The problem: Count the lines in the material below that contain the string "HOUSING". Reply with the number only.

Task material:
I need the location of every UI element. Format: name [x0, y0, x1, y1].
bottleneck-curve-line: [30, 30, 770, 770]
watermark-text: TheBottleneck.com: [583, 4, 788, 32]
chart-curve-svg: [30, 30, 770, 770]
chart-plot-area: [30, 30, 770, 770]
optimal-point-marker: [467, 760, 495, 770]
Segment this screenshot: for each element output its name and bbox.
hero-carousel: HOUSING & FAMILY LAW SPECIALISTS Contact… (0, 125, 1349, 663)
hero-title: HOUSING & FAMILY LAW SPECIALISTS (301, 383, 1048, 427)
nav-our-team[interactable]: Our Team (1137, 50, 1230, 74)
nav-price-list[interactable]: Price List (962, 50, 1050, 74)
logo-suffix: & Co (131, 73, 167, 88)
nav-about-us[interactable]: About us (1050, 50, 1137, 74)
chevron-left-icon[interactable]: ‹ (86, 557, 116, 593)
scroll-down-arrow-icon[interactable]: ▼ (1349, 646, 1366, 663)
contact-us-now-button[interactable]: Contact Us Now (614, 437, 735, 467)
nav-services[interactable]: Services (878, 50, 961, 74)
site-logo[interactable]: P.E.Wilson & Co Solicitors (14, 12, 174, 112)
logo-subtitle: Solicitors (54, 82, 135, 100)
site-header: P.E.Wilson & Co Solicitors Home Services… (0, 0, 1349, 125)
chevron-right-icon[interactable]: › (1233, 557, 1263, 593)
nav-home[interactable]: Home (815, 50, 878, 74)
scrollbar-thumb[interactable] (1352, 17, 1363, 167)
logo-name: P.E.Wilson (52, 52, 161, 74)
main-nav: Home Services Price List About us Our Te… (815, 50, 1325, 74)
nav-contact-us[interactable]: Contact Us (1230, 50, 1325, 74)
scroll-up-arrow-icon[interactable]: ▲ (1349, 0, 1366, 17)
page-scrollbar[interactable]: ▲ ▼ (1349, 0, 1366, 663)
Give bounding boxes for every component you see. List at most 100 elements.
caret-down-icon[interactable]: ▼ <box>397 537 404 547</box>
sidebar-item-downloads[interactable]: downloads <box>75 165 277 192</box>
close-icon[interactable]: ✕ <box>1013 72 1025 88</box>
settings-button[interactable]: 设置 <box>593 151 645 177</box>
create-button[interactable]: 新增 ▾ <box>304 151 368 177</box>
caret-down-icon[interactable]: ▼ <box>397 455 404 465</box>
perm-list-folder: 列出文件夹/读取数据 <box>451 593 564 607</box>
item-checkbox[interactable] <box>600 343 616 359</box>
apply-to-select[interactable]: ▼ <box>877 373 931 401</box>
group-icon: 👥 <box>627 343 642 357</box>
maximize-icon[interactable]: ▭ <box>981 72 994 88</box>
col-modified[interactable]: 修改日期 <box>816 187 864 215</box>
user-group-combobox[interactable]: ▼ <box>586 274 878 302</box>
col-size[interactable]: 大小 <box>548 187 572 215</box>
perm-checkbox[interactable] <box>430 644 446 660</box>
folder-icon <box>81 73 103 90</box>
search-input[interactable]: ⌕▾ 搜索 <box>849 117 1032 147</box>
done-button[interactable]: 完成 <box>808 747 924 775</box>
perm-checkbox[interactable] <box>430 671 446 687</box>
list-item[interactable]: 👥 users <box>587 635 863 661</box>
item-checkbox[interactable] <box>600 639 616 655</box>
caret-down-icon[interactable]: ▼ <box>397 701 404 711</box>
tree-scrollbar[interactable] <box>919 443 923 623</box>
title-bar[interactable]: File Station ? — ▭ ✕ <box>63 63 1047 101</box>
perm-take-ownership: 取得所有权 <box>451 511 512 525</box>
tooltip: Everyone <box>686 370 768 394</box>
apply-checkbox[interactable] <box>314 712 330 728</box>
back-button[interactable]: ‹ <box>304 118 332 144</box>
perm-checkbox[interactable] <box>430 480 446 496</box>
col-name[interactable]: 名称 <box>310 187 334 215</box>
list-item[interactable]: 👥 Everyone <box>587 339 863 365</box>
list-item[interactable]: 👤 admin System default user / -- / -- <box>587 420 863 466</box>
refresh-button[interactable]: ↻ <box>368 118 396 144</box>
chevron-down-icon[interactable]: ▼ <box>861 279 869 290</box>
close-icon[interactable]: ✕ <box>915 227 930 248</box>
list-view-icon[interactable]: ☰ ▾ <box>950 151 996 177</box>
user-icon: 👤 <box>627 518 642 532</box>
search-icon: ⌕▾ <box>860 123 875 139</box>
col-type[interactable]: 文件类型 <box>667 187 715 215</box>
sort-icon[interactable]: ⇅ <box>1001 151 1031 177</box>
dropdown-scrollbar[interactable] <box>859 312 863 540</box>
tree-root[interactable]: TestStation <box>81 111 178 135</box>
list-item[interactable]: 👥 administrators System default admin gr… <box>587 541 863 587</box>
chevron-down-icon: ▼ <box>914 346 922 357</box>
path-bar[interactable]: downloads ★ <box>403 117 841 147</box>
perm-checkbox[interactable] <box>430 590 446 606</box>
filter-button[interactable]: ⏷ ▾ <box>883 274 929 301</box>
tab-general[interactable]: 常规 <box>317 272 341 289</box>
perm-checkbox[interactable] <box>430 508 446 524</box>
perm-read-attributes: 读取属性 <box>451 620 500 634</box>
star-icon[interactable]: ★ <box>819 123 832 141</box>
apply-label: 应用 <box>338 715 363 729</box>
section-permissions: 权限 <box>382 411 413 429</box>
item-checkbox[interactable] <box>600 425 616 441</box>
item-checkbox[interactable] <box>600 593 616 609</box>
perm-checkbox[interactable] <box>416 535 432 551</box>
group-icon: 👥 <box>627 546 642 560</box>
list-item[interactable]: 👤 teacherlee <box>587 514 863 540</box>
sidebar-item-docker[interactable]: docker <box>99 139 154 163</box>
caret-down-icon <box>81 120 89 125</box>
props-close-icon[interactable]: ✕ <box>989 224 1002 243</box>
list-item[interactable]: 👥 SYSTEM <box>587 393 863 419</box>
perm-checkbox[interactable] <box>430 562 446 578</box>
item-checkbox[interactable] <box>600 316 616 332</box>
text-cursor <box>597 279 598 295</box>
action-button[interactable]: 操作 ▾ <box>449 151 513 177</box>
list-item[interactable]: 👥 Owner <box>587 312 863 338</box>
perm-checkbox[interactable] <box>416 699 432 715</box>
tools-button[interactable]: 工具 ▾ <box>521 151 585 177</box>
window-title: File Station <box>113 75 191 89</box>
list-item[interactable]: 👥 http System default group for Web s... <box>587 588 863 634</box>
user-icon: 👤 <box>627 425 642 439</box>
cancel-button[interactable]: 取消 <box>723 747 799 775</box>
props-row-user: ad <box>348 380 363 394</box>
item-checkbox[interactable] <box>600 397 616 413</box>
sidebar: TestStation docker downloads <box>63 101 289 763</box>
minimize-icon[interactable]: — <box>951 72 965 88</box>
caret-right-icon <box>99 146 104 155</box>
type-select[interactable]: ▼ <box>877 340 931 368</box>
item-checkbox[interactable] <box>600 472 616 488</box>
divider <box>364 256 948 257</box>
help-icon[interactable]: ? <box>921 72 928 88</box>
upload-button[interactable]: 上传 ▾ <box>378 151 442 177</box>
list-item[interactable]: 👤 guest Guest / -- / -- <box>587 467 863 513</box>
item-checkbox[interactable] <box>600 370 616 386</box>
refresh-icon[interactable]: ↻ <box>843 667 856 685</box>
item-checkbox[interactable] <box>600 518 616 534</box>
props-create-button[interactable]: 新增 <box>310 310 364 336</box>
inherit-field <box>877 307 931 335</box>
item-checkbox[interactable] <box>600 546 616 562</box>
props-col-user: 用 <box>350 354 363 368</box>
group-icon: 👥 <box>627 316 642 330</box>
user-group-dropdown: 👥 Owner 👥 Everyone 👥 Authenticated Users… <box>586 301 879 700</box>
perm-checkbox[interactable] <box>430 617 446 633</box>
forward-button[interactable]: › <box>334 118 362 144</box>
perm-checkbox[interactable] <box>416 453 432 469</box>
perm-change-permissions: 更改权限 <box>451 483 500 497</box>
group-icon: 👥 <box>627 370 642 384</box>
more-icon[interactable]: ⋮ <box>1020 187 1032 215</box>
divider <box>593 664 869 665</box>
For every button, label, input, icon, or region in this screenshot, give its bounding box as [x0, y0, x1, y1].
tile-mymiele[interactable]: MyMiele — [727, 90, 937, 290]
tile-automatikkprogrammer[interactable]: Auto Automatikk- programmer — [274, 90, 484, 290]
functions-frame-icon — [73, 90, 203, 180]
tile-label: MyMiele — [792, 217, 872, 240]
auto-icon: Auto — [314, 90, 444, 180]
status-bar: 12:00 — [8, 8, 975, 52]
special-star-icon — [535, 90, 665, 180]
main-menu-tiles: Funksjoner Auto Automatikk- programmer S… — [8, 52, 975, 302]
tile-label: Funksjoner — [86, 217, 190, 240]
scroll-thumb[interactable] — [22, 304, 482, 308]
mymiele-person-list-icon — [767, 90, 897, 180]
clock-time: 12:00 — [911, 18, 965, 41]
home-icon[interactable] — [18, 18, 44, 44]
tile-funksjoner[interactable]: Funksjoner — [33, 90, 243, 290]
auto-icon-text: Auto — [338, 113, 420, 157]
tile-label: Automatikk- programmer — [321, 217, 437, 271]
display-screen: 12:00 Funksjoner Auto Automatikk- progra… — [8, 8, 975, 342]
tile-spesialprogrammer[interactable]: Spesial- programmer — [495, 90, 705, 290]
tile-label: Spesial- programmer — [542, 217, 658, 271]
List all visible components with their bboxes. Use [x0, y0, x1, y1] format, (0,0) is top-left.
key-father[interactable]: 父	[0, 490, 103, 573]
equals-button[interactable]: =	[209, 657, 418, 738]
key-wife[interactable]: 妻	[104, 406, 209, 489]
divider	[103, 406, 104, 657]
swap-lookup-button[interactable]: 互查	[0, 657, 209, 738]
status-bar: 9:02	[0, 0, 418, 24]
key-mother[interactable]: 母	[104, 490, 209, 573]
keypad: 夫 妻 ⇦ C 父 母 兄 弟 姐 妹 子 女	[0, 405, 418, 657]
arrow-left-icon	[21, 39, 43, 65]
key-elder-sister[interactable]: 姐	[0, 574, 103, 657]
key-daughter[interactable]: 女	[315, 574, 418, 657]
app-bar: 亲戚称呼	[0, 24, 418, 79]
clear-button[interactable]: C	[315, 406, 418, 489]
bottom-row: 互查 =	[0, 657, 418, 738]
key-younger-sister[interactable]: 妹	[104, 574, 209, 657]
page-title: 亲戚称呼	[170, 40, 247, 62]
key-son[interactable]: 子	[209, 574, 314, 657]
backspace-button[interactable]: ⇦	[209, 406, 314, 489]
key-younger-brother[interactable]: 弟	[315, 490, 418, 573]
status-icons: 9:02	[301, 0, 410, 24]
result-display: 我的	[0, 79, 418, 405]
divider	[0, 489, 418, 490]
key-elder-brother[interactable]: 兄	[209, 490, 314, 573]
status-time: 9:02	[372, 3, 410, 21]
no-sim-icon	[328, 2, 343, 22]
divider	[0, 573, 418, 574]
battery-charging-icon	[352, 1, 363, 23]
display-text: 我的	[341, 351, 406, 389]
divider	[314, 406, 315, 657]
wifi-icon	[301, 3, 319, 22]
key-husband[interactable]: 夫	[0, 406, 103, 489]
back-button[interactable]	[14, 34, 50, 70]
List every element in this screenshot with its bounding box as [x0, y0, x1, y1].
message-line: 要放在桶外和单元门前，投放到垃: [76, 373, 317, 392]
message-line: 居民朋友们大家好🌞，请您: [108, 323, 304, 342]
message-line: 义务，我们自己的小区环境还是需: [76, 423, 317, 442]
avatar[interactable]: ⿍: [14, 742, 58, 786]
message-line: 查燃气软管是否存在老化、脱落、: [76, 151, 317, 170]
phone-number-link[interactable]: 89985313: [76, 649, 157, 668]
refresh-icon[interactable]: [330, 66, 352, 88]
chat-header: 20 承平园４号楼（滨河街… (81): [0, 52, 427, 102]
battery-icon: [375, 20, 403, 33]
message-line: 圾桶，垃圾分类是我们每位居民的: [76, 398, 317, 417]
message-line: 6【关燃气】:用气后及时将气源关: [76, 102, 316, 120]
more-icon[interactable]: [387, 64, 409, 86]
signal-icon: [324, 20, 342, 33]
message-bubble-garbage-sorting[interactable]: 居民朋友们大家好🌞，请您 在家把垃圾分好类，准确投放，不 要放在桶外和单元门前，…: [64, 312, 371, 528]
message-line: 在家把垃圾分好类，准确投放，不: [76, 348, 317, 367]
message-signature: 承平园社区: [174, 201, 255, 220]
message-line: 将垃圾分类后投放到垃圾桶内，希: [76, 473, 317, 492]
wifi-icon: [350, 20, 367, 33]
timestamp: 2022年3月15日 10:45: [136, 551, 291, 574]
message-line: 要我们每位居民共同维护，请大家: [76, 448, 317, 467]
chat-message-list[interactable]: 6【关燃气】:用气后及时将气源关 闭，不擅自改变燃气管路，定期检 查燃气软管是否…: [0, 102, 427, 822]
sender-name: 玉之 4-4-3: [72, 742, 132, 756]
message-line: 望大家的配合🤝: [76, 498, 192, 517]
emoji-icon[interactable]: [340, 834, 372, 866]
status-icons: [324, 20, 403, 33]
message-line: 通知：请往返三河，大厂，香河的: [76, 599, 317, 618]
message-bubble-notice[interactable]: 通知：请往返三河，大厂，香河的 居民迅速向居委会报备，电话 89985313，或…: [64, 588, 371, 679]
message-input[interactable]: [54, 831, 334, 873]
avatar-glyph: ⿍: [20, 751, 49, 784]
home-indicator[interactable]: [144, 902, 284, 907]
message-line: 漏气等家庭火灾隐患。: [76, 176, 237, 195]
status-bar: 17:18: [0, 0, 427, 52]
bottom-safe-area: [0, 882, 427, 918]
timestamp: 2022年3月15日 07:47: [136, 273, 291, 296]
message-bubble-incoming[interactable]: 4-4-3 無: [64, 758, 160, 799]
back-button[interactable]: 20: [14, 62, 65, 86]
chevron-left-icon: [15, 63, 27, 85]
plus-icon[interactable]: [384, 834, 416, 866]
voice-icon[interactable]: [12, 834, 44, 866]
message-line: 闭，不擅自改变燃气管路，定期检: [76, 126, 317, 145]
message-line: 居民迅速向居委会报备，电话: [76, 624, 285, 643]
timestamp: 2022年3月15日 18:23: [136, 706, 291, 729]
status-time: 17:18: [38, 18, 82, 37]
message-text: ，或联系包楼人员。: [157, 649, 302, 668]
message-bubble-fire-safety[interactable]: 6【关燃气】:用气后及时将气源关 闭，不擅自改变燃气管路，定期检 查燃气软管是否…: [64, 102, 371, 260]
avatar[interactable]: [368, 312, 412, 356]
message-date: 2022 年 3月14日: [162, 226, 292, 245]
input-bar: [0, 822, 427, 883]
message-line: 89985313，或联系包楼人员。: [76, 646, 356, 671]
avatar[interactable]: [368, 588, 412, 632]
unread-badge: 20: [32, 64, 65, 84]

Solution for this exercise: 2